● Task instructions: Scan the records for the word "chevron". Copy each line that includes it.

● Provided entries:
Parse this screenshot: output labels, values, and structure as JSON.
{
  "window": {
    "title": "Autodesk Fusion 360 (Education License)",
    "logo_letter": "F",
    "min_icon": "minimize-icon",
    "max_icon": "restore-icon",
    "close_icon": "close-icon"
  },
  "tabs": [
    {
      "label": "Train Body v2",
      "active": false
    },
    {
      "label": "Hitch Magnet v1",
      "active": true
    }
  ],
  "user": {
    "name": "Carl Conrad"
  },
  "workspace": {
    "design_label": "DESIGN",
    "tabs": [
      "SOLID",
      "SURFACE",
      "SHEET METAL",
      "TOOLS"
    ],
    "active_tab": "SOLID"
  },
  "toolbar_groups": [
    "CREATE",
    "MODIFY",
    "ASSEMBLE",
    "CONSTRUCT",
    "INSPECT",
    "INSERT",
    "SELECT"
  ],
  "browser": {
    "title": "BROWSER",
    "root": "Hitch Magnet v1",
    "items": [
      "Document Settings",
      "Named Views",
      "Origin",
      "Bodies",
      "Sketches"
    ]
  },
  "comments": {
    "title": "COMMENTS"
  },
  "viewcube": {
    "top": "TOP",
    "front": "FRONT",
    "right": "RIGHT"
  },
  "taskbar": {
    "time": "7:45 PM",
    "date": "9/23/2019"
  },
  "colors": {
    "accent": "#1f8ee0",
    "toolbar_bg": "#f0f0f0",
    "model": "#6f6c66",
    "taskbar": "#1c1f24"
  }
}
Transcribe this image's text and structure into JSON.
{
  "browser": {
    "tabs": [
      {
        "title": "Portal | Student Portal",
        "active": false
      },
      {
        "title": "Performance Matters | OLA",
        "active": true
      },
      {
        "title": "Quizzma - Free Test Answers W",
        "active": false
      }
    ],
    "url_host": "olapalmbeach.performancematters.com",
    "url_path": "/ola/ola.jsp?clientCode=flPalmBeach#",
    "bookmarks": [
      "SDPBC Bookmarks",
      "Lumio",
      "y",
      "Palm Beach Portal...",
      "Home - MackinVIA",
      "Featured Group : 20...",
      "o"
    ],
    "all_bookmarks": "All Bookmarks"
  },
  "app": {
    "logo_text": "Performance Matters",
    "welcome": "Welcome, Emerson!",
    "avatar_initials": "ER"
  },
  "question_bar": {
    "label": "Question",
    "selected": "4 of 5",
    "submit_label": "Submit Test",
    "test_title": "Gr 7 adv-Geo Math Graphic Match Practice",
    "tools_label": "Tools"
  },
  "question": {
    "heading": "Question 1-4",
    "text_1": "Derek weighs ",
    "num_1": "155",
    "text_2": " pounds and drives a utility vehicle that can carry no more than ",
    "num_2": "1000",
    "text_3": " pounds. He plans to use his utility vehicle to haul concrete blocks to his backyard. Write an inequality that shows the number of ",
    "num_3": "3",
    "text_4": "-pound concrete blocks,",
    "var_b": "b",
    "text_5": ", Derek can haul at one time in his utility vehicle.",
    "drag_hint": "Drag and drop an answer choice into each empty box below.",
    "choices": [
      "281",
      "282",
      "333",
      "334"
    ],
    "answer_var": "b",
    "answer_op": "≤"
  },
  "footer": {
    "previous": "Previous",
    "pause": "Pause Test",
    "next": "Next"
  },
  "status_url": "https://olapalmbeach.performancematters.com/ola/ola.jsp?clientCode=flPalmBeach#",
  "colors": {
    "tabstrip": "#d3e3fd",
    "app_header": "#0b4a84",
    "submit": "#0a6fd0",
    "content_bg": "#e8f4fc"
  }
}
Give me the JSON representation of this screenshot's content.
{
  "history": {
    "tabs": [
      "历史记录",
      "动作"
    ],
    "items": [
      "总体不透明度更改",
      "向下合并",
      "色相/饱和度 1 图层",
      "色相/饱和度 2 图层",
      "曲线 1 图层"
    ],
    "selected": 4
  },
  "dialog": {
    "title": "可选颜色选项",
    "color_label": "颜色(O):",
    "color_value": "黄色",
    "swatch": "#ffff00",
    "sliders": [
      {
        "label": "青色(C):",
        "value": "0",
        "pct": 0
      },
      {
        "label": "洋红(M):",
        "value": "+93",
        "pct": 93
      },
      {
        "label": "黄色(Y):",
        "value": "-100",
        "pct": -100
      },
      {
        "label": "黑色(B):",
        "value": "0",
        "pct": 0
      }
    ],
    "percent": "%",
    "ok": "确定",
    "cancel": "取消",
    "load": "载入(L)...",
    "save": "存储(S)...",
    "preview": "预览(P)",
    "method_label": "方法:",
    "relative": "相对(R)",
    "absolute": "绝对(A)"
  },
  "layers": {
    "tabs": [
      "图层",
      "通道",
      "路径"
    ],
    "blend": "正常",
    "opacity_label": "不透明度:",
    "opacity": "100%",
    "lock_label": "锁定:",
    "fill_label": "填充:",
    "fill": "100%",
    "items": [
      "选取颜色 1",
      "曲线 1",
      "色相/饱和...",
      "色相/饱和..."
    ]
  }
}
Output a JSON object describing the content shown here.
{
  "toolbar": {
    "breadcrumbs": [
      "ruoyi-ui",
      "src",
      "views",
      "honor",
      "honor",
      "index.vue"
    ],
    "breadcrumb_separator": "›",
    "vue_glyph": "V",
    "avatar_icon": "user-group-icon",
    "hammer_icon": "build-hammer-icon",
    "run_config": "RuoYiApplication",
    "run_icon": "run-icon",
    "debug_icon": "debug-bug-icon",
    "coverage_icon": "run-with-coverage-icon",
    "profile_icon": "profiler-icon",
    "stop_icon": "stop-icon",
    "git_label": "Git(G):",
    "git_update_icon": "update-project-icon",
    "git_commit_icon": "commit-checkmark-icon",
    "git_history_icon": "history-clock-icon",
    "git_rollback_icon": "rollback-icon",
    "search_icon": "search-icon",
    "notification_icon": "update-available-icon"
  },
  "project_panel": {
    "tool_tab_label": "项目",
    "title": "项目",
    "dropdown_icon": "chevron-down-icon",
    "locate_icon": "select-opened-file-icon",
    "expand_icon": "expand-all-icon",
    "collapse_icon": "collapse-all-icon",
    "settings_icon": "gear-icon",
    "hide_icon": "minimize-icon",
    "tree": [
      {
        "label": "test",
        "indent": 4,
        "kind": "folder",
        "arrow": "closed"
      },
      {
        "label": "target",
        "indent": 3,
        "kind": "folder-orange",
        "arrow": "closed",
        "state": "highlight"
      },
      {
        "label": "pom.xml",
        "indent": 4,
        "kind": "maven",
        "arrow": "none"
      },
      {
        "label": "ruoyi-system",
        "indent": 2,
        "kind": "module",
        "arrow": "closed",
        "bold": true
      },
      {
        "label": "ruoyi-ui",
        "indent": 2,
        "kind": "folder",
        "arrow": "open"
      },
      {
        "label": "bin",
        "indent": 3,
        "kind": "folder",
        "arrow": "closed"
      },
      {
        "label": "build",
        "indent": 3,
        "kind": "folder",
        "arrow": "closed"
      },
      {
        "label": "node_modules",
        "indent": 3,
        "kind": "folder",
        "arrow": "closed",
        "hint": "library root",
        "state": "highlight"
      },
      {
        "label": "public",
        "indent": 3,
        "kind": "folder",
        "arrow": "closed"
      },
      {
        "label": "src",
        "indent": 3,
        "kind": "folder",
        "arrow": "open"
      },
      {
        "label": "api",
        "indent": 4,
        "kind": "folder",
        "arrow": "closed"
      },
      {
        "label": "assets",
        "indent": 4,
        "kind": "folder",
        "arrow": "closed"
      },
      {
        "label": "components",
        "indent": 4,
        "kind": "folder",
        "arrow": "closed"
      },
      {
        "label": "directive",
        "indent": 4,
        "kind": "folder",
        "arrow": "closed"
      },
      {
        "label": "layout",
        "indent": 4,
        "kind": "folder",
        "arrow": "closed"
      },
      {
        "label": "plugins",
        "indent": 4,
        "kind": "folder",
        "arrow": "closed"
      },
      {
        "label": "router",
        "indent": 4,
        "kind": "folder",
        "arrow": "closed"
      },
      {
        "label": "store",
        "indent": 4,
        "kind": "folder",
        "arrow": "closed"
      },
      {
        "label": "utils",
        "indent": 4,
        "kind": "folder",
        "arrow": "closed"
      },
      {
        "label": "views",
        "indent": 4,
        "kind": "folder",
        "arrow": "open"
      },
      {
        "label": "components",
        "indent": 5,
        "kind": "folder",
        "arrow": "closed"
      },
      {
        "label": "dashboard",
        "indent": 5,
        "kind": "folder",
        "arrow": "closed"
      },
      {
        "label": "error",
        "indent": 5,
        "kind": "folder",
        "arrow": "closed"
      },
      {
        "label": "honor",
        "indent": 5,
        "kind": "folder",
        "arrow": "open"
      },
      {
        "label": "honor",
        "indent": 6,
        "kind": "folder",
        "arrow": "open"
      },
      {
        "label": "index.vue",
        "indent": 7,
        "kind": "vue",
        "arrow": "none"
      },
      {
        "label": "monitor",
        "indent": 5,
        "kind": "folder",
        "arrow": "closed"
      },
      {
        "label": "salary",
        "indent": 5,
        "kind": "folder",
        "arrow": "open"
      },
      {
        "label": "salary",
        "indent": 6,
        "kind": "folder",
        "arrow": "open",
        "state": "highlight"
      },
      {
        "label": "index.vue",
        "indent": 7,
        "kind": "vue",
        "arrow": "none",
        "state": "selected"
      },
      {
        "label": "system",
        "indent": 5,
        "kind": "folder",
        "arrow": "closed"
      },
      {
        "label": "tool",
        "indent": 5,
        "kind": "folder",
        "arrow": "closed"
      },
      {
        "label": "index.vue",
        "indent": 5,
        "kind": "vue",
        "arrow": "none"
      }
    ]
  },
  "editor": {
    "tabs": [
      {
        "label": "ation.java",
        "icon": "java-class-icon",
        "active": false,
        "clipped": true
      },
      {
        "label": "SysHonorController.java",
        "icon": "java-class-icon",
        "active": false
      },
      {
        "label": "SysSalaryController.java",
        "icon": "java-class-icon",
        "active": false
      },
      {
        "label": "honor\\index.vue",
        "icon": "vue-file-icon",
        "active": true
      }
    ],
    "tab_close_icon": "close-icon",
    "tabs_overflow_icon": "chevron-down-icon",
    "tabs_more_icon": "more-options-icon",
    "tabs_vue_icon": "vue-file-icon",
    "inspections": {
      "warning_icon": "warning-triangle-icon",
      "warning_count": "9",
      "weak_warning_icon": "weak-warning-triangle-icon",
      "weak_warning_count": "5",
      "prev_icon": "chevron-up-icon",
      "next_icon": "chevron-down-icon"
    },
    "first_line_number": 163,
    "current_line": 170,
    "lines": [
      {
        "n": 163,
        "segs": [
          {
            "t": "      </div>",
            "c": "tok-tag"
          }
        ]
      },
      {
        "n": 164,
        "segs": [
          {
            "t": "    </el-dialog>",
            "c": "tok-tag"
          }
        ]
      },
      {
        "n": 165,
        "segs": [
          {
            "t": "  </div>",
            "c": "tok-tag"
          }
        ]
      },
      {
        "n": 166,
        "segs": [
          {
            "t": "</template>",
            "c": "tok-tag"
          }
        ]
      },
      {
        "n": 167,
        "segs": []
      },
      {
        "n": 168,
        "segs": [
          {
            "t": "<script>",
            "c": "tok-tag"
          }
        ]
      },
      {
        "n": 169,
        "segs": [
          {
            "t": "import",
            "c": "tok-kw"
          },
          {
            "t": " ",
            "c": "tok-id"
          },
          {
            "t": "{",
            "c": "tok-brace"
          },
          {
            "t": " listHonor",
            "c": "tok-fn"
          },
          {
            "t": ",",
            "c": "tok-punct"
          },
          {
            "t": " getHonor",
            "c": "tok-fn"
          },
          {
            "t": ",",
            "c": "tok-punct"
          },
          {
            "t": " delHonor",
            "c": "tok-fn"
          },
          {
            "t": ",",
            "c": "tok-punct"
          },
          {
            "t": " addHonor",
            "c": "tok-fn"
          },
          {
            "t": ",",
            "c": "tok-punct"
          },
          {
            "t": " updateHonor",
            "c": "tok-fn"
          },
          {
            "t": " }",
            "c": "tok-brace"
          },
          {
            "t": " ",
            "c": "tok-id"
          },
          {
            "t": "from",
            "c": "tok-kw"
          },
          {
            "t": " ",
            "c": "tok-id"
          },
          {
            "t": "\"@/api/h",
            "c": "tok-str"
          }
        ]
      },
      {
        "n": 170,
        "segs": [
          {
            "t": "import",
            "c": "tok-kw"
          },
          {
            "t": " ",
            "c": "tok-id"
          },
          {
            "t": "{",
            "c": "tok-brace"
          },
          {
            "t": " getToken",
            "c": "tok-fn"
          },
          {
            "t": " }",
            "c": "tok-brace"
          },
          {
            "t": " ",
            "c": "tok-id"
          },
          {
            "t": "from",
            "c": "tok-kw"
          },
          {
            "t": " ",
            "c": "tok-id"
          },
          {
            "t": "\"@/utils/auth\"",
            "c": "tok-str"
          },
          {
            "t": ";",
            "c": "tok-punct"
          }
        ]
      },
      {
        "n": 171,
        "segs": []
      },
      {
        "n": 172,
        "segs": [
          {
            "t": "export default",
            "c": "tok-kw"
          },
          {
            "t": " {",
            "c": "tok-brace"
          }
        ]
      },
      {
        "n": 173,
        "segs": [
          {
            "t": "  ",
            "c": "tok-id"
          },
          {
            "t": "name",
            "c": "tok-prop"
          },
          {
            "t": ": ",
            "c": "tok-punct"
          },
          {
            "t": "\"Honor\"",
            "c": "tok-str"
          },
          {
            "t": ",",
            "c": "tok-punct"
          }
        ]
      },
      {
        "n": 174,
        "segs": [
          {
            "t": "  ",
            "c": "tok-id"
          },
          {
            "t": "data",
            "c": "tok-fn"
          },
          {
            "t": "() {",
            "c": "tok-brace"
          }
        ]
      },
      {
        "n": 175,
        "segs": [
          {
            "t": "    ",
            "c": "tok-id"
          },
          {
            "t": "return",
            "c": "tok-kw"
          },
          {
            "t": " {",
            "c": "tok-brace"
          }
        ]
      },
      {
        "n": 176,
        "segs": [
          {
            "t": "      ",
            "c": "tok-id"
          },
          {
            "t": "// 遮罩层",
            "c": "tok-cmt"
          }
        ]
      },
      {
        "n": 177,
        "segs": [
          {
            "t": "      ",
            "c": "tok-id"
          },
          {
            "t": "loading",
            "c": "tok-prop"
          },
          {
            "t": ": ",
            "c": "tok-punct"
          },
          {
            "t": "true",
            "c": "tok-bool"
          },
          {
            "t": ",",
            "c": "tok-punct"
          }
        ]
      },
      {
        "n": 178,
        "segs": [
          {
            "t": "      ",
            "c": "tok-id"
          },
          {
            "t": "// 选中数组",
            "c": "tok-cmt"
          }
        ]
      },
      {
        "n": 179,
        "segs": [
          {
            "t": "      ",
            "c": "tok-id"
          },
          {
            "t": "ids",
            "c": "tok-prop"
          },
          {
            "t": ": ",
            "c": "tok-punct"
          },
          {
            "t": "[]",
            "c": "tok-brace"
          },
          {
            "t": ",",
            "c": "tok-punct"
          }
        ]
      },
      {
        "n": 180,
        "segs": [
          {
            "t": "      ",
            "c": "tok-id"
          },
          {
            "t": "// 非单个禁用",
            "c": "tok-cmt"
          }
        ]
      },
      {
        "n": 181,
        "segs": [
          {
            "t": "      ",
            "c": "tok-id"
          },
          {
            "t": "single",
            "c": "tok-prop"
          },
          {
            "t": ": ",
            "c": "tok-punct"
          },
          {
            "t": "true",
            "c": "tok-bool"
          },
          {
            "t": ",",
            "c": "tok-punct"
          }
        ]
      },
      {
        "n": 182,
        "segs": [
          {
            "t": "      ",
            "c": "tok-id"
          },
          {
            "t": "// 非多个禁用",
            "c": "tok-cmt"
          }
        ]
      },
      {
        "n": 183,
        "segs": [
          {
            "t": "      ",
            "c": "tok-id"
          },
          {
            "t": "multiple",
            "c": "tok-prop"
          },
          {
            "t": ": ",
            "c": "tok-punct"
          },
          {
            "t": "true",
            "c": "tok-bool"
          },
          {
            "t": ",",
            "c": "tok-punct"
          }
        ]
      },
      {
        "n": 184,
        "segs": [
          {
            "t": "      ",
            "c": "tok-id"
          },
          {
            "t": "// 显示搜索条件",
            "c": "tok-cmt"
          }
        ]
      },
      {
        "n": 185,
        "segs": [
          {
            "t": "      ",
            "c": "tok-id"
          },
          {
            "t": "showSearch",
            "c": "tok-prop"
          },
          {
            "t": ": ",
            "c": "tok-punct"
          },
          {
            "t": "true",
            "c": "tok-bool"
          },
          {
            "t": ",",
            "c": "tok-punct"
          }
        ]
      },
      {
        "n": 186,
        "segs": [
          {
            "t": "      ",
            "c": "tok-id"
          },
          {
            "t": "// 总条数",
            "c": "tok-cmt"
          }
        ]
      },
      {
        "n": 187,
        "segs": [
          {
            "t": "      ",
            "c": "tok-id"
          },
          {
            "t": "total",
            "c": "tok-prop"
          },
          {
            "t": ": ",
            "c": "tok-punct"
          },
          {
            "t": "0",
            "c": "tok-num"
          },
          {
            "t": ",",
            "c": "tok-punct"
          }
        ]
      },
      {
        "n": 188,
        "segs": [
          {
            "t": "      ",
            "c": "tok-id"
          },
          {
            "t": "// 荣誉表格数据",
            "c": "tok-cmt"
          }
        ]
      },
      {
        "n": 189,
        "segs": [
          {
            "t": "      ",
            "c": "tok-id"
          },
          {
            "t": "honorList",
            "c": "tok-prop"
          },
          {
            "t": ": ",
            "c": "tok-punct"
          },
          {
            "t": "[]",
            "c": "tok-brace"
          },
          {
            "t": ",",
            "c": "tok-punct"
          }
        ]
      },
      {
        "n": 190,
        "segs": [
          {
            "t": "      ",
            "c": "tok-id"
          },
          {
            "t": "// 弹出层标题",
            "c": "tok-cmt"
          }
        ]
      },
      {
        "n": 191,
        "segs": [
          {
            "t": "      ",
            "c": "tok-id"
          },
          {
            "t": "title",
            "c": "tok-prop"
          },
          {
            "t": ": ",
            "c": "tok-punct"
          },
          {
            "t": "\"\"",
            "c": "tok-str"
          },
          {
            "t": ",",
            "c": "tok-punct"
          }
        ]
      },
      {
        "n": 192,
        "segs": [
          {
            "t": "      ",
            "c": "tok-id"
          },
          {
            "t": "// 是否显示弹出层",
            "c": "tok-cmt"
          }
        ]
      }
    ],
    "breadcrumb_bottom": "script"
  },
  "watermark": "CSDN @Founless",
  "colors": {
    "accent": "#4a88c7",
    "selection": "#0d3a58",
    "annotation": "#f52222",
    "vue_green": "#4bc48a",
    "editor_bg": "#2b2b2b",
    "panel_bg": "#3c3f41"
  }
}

● Response to this task:
    "dropdown_icon": "chevron-down-icon",
    "tabs_overflow_icon": "chevron-down-icon",
      "prev_icon": "chevron-up-icon",
      "next_icon": "chevron-down-icon"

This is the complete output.